EXCERPT TO READ —
Fri, Mar 29, 2002 - Page 17 News List

First Commercial won't reveal auction price

By Joyce Huang  /  STAFF REPORTER , WITH BLOOMBERG

Following the auction of NT$13 billion in collateral from non-performing loans on Wednesday, First Commercial Bank (第一銀行) yesterday remained reluctant to reveal the closing price placed by auction winner Cerberus Asia Capital Management LLC.

Most of the properties in the sell-off were collateral from home mortgage defaults.

"Other lenders have plans to write off their non-performing loans. If we made our closing price public, the pricing process of their assets for auction will be affected," said Huang Shiu-nan (黃秀男), vice president of First Commercial Bank, citing a confidentiality clause the bank signed all auction bidders.

The bank withheld the auction price under the advisement of PriceWaterhouseCoopers and plans to write off a total of NT$62 billion non-performing collateral by the end of June, he said.

But PFP legislator Norman Yin (殷乃平) said that First Commercial, as a listed company on the stock market, is obliged to submit financial reports to the Taiwan Stock Exchange (證交所) for the reference of shareholders and investors.

"There's no way the bank can hide its losses, although holding closed-door auctions is a normal practice," Yin said.

Yin has long advocated that transparency at local banks should be improved to beef up the financial sector.

DATA FOR REVIEW —
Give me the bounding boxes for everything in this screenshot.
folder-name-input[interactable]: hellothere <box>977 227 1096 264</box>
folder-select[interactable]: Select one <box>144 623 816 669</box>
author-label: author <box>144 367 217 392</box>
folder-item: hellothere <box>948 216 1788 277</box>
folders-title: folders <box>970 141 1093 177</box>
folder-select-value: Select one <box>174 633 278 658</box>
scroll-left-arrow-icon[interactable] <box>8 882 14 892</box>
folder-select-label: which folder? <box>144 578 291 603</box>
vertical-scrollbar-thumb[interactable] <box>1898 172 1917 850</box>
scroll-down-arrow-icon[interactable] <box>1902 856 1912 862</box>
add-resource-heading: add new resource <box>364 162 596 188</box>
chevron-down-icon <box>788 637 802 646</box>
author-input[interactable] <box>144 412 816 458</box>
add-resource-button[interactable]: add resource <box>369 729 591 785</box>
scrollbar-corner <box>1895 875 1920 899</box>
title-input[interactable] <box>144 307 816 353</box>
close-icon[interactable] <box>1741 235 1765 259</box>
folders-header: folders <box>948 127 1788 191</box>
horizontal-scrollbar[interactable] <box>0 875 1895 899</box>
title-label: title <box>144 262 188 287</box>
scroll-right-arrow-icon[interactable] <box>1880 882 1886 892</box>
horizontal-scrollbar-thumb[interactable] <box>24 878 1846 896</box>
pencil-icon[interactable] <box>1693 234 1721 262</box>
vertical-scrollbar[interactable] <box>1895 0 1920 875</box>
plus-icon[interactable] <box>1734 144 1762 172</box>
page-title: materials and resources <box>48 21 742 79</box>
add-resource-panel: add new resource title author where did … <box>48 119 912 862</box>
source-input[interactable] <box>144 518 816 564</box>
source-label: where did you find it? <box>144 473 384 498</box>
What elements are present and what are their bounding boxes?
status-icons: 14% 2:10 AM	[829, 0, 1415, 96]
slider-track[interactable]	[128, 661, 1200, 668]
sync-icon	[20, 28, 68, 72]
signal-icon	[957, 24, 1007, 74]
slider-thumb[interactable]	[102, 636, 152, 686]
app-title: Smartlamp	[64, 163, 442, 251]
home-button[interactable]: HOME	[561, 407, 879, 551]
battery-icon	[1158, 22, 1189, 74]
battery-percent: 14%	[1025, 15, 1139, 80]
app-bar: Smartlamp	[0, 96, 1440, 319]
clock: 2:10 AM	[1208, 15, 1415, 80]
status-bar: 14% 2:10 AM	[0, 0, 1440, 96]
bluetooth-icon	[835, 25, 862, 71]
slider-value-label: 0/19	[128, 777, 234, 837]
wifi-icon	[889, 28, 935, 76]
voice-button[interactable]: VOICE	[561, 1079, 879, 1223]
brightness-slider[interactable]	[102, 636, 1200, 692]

THINGS TO DO —
• 1. In the First Commercial Bank article, which firm won the auction of the bank's loan collateral?
• 2. Extend the First Commercial Bank article with a few more paragraphs, beginning after its last sentence.

RESPONSES FOR EACH TASK —
• 1. Cerberus Asia Capital Management LLC won the auction.

• 2.
According to Chinese-language media reports, the bank's chairman, Jerome Chen (陳建隆), said that "the closing price is much higher than the bank's reserve price."

Chen also vowed to lower the bank's ratio of non-performing loans from current 9.24 percent to around 2.5 percent.

The auction winner, US-based Cerberus, a unit of Cerberus Partners LP, has decided to form an asset-management company with Taiwan Securities Co (台証證券) to seek investment opportunities among the country's NT$1.6 trillion in troubled loans.

Taiwan Securities president Lin Keh-hsiao (林克孝) said that Cerberus will provide the funds for non-performing acquisitions and their venture may require "just a few tens of millions of dollars."

Jaideep Krishnna, Cerberus' managing director, said the company is confident about Taiwan's markets. Cerberus, with a fund of US$8 billion, has already invested about US$3 billion in Asia before entering Taiwan's impaired assets market.

"If there are good opportunities and returns in Taiwan, we could be investing a significant amount of money here over the next one or two years," Krishnna said.